* The request
Copy out every line in which the string "tenho" occurs.

[Collected data]
* * * *
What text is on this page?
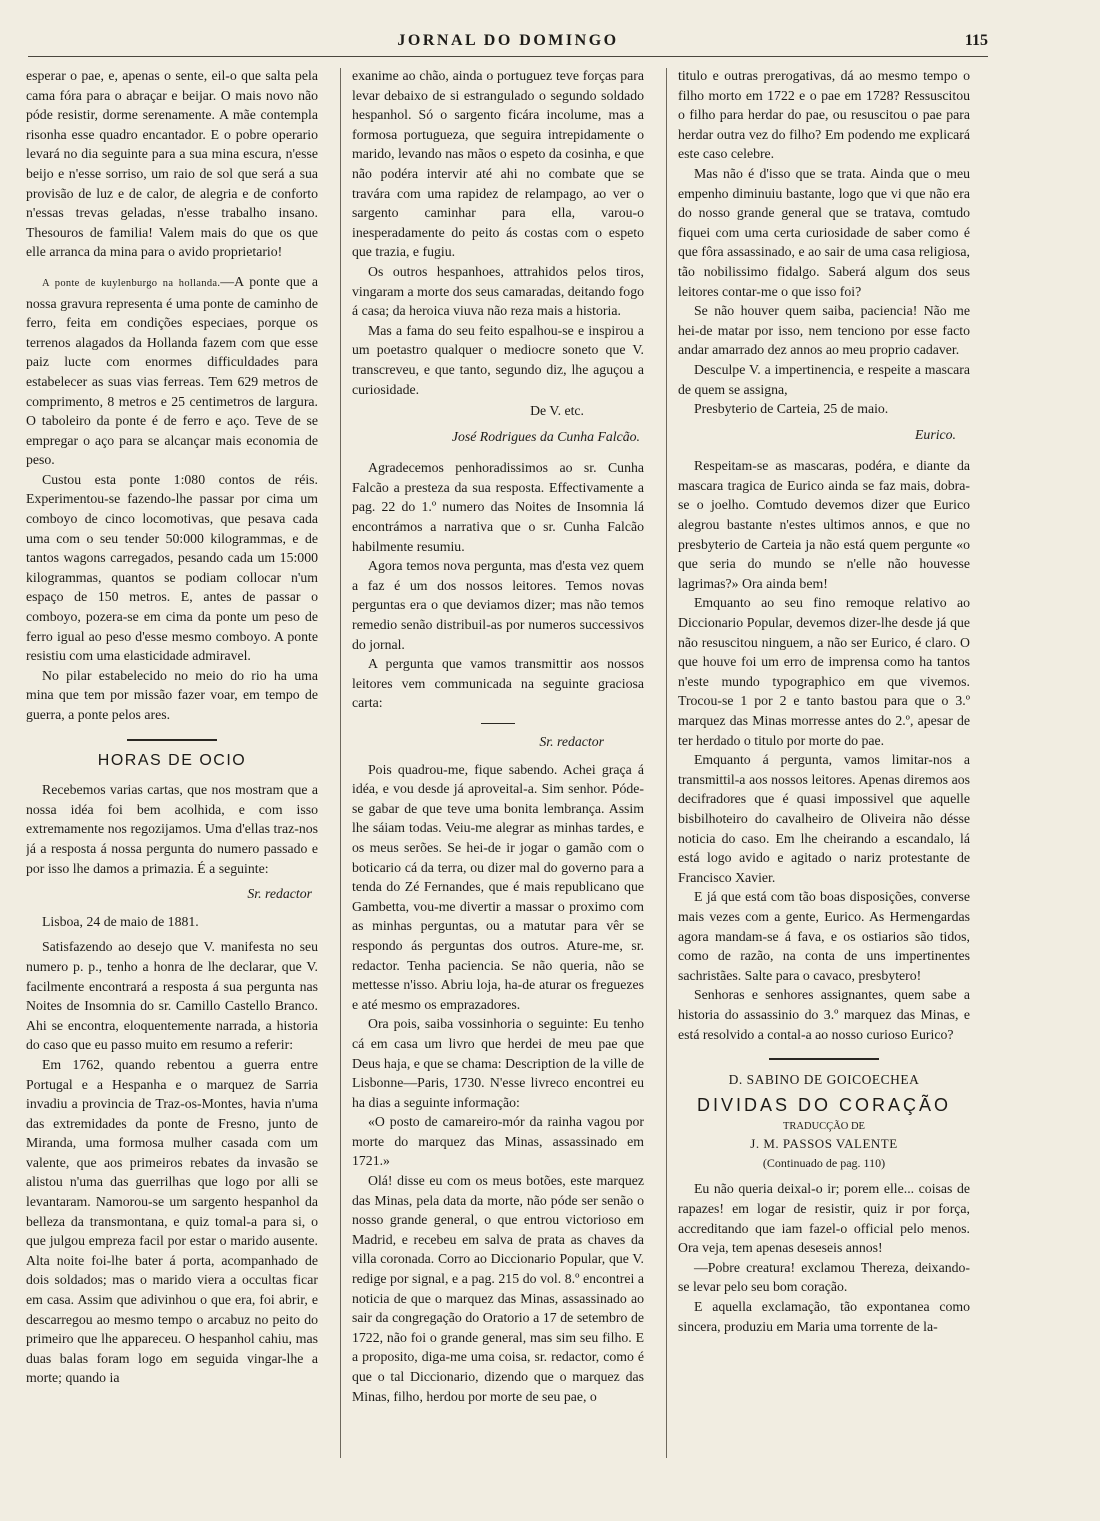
JORNAL DO DOMINGO	115

esperar o pae, e, apenas o sente, eil-o que salta pela cama fóra para o abraçar e beijar. O mais novo não póde resistir, dorme serenamente. A mãe contempla risonha esse quadro encantador. E o pobre operario levará no dia seguinte para a sua mina escura, n'esse beijo e n'esse sorriso, um raio de sol que será a sua provisão de luz e de calor, de alegria e de conforto n'essas trevas geladas, n'esse trabalho insano. Thesouros de familia! Valem mais do que os que elle arranca da mina para o avido proprietario!

A ponte de kuylenburgo na hollanda.—A ponte que a nossa gravura representa é uma ponte de caminho de ferro, feita em condições especiaes, porque os terrenos alagados da Hollanda fazem com que esse paiz lucte com enormes difficuldades para estabelecer as suas vias ferreas. Tem 629 metros de comprimento, 8 metros e 25 centimetros de largura. O taboleiro da ponte é de ferro e aço. Teve de se empregar o aço para se alcançar mais economia de peso.

Custou esta ponte 1:080 contos de réis. Experimentou-se fazendo-lhe passar por cima um comboyo de cinco locomotivas, que pesava cada uma com o seu tender 50:000 kilogrammas, e de tantos wagons carregados, pesando cada um 15:000 kilogrammas, quantos se podiam collocar n'um espaço de 150 metros. E, antes de passar o comboyo, pozera-se em cima da ponte um peso de ferro igual ao peso d'esse mesmo comboyo. A ponte resistiu com uma elasticidade admiravel.

No pilar estabelecido no meio do rio ha uma mina que tem por missão fazer voar, em tempo de guerra, a ponte pelos ares.

HORAS DE OCIO

Recebemos varias cartas, que nos mostram que a nossa idéa foi bem acolhida, e com isso extremamente nos regozijamos. Uma d'ellas traz-nos já a resposta á nossa pergunta do numero passado e por isso lhe damos a primazia. É a seguinte:

Sr. redactor

Lisboa, 24 de maio de 1881.

Satisfazendo ao desejo que V. manifesta no seu numero p. p., tenho a honra de lhe declarar, que V. facilmente encontrará a resposta á sua pergunta nas Noites de Insomnia do sr. Camillo Castello Branco. Ahi se encontra, eloquentemente narrada, a historia do caso que eu passo muito em resumo a referir:

Em 1762, quando rebentou a guerra entre Portugal e a Hespanha e o marquez de Sarria invadiu a provincia de Traz-os-Montes, havia n'uma das extremidades da ponte de Fresno, junto de Miranda, uma formosa mulher casada com um valente, que aos primeiros rebates da invasão se alistou n'uma das guerrilhas que logo por alli se levantaram. Namorou-se um sargento hespanhol da belleza da transmontana, e quiz tomal-a para si, o que julgou empreza facil por estar o marido ausente. Alta noite foi-lhe bater á porta, acompanhado de dois soldados; mas o marido viera a occultas ficar em casa. Assim que adivinhou o que era, foi abrir, e descarregou ao mesmo tempo o arcabuz no peito do primeiro que lhe appareceu. O hespanhol cahiu, mas duas balas foram logo em seguida vingar-lhe a morte; quando ia

exanime ao chão, ainda o portuguez teve forças para levar debaixo de si estrangulado o segundo soldado hespanhol. Só o sargento ficára incolume, mas a formosa portugueza, que seguira intrepidamente o marido, levando nas mãos o espeto da cosinha, e que não podéra intervir até ahi no combate que se travára com uma rapidez de relampago, ao ver o sargento caminhar para ella, varou-o inesperadamente do peito ás costas com o espeto que trazia, e fugiu.

Os outros hespanhoes, attrahidos pelos tiros, vingaram a morte dos seus camaradas, deitando fogo á casa; da heroica viuva não reza mais a historia.

Mas a fama do seu feito espalhou-se e inspirou a um poetastro qualquer o mediocre soneto que V. transcreveu, e que tanto, segundo diz, lhe aguçou a curiosidade.

De V. etc.
José Rodrigues da Cunha Falcão.

Agradecemos penhoradissimos ao sr. Cunha Falcão a presteza da sua resposta. Effectivamente a pag. 22 do 1.º numero das Noites de Insomnia lá encontrámos a narrativa que o sr. Cunha Falcão habilmente resumiu.

Agora temos nova pergunta, mas d'esta vez quem a faz é um dos nossos leitores. Temos novas perguntas era o que deviamos dizer; mas não temos remedio senão distribuil-as por numeros successivos do jornal.

A pergunta que vamos transmittir aos nossos leitores vem communicada na seguinte graciosa carta:

Sr. redactor

Pois quadrou-me, fique sabendo. Achei graça á idéa, e vou desde já aproveital-a. Sim senhor. Póde-se gabar de que teve uma bonita lembrança. Assim lhe sáiam todas. Veiu-me alegrar as minhas tardes, e os meus serões. Se hei-de ir jogar o gamão com o boticario cá da terra, ou dizer mal do governo para a tenda do Zé Fernandes, que é mais republicano que Gambetta, vou-me divertir a massar o proximo com as minhas perguntas, ou a matutar para vêr se respondo ás perguntas dos outros. Ature-me, sr. redactor. Tenha paciencia. Se não queria, não se mettesse n'isso. Abriu loja, ha-de aturar os freguezes e até mesmo os emprazadores.

Ora pois, saiba vossinhoria o seguinte: Eu tenho cá em casa um livro que herdei de meu pae que Deus haja, e que se chama: Description de la ville de Lisbonne—Paris, 1730. N'esse livreco encontrei eu ha dias a seguinte informação:

«O posto de camareiro-mór da rainha vagou por morte do marquez das Minas, assassinado em 1721.»

Olá! disse eu com os meus botões, este marquez das Minas, pela data da morte, não póde ser senão o nosso grande general, o que entrou victorioso em Madrid, e recebeu em salva de prata as chaves da villa coronada. Corro ao Diccionario Popular, que V. redige por signal, e a pag. 215 do vol. 8.º encontrei a noticia de que o marquez das Minas, assassinado ao sair da congregação do Oratorio a 17 de setembro de 1722, não foi o grande general, mas sim seu filho. E a proposito, diga-me uma coisa, sr. redactor, como é que o tal Diccionario, dizendo que o marquez das Minas, filho, herdou por morte de seu pae, o

titulo e outras prerogativas, dá ao mesmo tempo o filho morto em 1722 e o pae em 1728? Ressuscitou o filho para herdar do pae, ou resuscitou o pae para herdar outra vez do filho? Em podendo me explicará este caso celebre.

Mas não é d'isso que se trata. Ainda que o meu empenho diminuiu bastante, logo que vi que não era do nosso grande general que se tratava, comtudo fiquei com uma certa curiosidade de saber como é que fôra assassinado, e ao sair de uma casa religiosa, tão nobilissimo fidalgo. Saberá algum dos seus leitores contar-me o que isso foi?

Se não houver quem saiba, paciencia! Não me hei-de matar por isso, nem tenciono por esse facto andar amarrado dez annos ao meu proprio cadaver.

Desculpe V. a impertinencia, e respeite a mascara de quem se assigna,

Presbyterio de Carteia, 25 de maio.

Eurico.

Respeitam-se as mascaras, podéra, e diante da mascara tragica de Eurico ainda se faz mais, dobra-se o joelho. Comtudo devemos dizer que Eurico alegrou bastante n'estes ultimos annos, e que no presbyterio de Carteia ja não está quem pergunte «o que seria do mundo se n'elle não houvesse lagrimas?» Ora ainda bem!

Emquanto ao seu fino remoque relativo ao Diccionario Popular, devemos dizer-lhe desde já que não resuscitou ninguem, a não ser Eurico, é claro. O que houve foi um erro de imprensa como ha tantos n'este mundo typographico em que vivemos. Trocou-se 1 por 2 e tanto bastou para que o 3.º marquez das Minas morresse antes do 2.º, apesar de ter herdado o titulo por morte do pae.

Emquanto á pergunta, vamos limitar-nos a transmittil-a aos nossos leitores. Apenas diremos aos decifradores que é quasi impossivel que aquelle bisbilhoteiro do cavalheiro de Oliveira não désse noticia do caso. Em lhe cheirando a escandalo, lá está logo avido e agitado o nariz protestante de Francisco Xavier.

E já que está com tão boas disposições, converse mais vezes com a gente, Eurico. As Hermengardas agora mandam-se á fava, e os ostiarios são tidos, como de razão, na conta de uns impertinentes sachristães. Salte para o cavaco, presbytero!

Senhoras e senhores assignantes, quem sabe a historia do assassinio do 3.º marquez das Minas, e está resolvido a contal-a ao nosso curioso Eurico?

D. SABINO DE GOICOECHEA
DIVIDAS DO CORAÇÃO
TRADUCÇÃO DE
J. M. PASSOS VALENTE
(Continuado de pag. 110)

Eu não queria deixal-o ir; porem elle... coisas de rapazes! em logar de resistir, quiz ir por força, accreditando que iam fazel-o official pelo menos. Ora veja, tem apenas deseseis annos!

—Pobre creatura! exclamou Thereza, deixando-se levar pelo seu bom coração.

E aquella exclamação, tão expontanea como sincera, produziu em Maria uma torrente de la-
* * * *
* Result of the exercise
Satisfazendo ao desejo que V. manifesta no seu numero p. p., tenho a honra de lhe declarar, que V. facilmente encontrará a resposta á sua pergunta nas Noites de Insomnia do sr. Camillo Castello Branco. Ahi se encontra, eloquentemente narrada, a historia do caso que eu passo muito em resumo a referir:
Ora pois, saiba vossinhoria o seguinte: Eu tenho cá em casa um livro que herdei de meu pae que Deus haja, e que se chama: Description de la ville de Lisbonne—Paris, 1730. N'esse livreco encontrei eu ha dias a seguinte informação:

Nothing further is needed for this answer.